STATED TASK A: In the program description, how long are most courses in the intensive format?

EXCERPTED PASSAGE:
^^^^^^^^

Vision of the Church
This program is organized around a missional understanding of the Church as the people of God, called together into a distinctive community of worship, prayer and equipping, who are sent out into every sphere of society and every corner of the globe as witnesses in word and deed to the Gospel of the Kingdom of God. This means that mission is integral to the church; the church is missionary by nature. Our postmodern world needs a church that is focused on mission, not maintenance. Therefore, this program equips leaders who equip God’s people to be salt and light in society.
Who is the Program For?
This program is for you if:
- You have a passion for a creative engagement of the Gospel and culture.
- You are wrestling with what it means to be the Church in the 21st century.
- You are engaged in vocational Christian ministry, part-time or full-time.
- You have exhibited Christian leadership skills.
- You who are committed to the vocational goal of congregational leadership.
- You are endorsed for further study by a sending church or organization.
- You have a heart for church planting.
Program Requirements - Courses
- Spiritual Formation
- Old Testament Theology & History
- Elementary Greek I & II
- Greek Exegesis INew Testament Theology & History
- Ephesians (Greek Exegesis II)
- Gospel, Church & Culture
- Missional Hermeneutics in a Postmodern World
- History of Christianity I & II
- Forming Missional Leaders
- Systematic Theology I & II
- Integrative Seminar I & II
- Pastoral Care in a Missional Framework
- Urban Ministry in Canadian Context
- Faith & the Marketplace: Forming Missional Leaders for the Marketplace
- Contextual Ministry
- Electives (6)
Total MDiv Courses: 27
How the Program Works
- You maintain your ministry involvement and work while studying for the Master of Divinity degree.
- You use your ministry setting as a laboratory for learning—you test ideas from the classroom in your ministry, and bring your ministry experiences into the classroom.
- You join a group of students and stay together as a group throughout the entire program (called a 'cohort')
- You come to campus only one day per week, plus one Saturday per semester, during the three years of the cohort section of the program.
- You learn from a group of faculty who stay together with you throughout your program, providing mentoring as well as classroom instruction.
- You learn in an intensive format—courses are 6 weeks long with the exception of two, which are done in a one-week retreat format, and the Internship, which is spread out over the course of the program.
- You learn in a community context, with common classes plus a shared meal, worship and small group component.

^^^^^^^^

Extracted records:
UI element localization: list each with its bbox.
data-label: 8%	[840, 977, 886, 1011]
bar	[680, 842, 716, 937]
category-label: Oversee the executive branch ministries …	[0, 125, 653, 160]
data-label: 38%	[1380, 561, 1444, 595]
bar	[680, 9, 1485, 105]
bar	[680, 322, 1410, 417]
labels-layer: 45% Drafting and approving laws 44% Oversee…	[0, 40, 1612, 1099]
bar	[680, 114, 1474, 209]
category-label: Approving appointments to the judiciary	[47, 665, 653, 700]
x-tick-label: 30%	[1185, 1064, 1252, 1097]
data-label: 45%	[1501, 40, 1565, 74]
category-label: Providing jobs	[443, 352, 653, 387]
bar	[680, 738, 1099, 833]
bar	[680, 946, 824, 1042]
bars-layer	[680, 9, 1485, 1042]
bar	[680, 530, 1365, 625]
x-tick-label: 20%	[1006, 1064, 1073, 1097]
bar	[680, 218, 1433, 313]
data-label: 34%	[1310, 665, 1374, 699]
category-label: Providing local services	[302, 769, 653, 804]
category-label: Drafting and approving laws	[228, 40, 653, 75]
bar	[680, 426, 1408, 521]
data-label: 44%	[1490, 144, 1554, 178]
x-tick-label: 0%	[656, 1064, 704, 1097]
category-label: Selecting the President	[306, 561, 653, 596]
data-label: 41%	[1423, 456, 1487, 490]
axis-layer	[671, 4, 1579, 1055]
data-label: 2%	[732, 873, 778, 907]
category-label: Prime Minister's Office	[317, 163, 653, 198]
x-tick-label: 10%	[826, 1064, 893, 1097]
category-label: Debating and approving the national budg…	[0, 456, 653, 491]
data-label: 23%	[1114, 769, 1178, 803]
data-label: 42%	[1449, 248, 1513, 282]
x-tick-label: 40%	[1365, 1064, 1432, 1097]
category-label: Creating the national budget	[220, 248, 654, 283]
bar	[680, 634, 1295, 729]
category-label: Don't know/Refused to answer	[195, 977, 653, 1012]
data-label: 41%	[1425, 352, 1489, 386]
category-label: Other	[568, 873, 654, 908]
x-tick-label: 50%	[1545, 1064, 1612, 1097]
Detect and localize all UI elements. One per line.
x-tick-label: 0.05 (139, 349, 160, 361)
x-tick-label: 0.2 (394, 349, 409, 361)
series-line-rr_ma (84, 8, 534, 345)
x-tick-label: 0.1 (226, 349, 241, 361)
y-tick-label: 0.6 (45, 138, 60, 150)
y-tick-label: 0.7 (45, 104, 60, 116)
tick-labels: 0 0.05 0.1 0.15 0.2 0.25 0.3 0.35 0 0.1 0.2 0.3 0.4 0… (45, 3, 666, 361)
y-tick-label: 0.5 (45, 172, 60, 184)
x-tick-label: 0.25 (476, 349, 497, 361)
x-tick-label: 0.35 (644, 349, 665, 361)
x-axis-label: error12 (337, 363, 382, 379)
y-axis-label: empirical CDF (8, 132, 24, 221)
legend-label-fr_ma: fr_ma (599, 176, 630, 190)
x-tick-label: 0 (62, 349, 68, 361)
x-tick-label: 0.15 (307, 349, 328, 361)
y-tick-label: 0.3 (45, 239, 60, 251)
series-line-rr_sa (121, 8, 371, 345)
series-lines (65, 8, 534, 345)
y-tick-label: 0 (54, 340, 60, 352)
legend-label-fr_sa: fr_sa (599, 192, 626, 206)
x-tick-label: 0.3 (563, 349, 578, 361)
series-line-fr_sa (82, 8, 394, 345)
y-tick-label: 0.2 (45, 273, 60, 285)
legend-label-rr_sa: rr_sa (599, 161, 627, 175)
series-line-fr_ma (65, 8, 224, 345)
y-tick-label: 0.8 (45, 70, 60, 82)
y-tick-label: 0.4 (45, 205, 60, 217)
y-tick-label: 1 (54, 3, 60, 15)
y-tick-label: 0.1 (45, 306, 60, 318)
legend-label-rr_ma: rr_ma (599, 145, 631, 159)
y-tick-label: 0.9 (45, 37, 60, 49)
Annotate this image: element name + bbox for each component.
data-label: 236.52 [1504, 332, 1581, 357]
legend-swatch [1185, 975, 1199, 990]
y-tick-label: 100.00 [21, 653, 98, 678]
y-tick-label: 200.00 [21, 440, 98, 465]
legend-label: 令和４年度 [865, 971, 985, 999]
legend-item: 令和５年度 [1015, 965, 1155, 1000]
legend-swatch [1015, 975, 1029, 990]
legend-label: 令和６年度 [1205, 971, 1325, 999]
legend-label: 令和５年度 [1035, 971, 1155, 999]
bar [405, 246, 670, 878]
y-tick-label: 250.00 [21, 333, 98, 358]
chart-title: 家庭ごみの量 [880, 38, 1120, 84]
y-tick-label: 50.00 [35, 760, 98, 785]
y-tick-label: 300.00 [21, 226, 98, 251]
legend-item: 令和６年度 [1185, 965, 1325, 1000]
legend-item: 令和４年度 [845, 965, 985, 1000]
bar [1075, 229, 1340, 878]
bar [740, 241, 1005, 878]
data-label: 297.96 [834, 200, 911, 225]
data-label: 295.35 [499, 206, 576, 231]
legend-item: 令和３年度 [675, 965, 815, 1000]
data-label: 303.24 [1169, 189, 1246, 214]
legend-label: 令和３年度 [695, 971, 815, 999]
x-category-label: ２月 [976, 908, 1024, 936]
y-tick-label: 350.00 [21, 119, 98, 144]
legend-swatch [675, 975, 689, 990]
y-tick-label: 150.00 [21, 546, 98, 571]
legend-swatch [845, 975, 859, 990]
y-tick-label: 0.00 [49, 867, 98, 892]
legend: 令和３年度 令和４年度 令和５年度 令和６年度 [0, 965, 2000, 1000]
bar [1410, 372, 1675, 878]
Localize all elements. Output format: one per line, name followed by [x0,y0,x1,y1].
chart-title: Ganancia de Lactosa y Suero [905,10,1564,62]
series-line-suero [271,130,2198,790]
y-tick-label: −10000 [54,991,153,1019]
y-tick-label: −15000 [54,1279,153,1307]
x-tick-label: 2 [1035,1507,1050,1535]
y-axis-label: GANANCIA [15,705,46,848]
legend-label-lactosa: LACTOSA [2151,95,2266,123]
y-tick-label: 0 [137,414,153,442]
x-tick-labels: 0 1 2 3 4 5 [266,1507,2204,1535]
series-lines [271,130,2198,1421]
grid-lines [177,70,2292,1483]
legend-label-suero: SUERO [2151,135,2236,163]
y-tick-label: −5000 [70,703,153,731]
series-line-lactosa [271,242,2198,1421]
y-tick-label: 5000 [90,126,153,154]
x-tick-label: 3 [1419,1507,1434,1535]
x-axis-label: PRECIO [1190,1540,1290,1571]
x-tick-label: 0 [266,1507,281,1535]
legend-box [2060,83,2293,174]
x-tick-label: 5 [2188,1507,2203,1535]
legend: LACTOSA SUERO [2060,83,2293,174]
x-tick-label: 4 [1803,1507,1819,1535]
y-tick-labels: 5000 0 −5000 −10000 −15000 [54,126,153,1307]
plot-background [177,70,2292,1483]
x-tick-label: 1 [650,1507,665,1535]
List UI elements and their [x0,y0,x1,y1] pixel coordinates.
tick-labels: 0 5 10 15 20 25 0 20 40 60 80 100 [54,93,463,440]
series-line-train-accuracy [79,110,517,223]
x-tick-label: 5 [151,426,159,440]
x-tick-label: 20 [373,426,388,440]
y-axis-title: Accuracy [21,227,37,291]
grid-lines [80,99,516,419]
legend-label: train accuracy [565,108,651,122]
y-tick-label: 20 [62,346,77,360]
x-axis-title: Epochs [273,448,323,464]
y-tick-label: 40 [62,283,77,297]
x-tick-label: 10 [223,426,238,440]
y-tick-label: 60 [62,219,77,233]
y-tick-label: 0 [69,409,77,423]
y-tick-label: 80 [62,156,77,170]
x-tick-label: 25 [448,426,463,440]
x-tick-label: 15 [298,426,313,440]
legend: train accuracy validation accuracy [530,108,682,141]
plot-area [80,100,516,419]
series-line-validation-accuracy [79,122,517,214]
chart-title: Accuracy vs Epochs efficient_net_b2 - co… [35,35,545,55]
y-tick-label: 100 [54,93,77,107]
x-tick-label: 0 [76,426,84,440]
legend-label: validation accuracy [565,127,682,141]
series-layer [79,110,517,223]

^^^^^^^^

STATED TASK B: Edit the listing from its first line through the line that contains "category-label: Approving appointments", replacing "bar" with "column" and keeping everything else the same.

EXERCISE RESPONSE A: Most courses are six weeks long.

EXERCISE RESPONSE B:
UI element localization: list each with its bbox.
data-label: 8%	[840, 977, 886, 1011]
column	[680, 842, 716, 937]
category-label: Oversee the executive branch ministries …	[0, 125, 653, 160]
data-label: 38%	[1380, 561, 1444, 595]
column	[680, 9, 1485, 105]
column	[680, 322, 1410, 417]
labels-layer: 45% Drafting and approving laws 44% Oversee…	[0, 40, 1612, 1099]
column	[680, 114, 1474, 209]
category-label: Approving appointments to the judiciary	[47, 665, 653, 700]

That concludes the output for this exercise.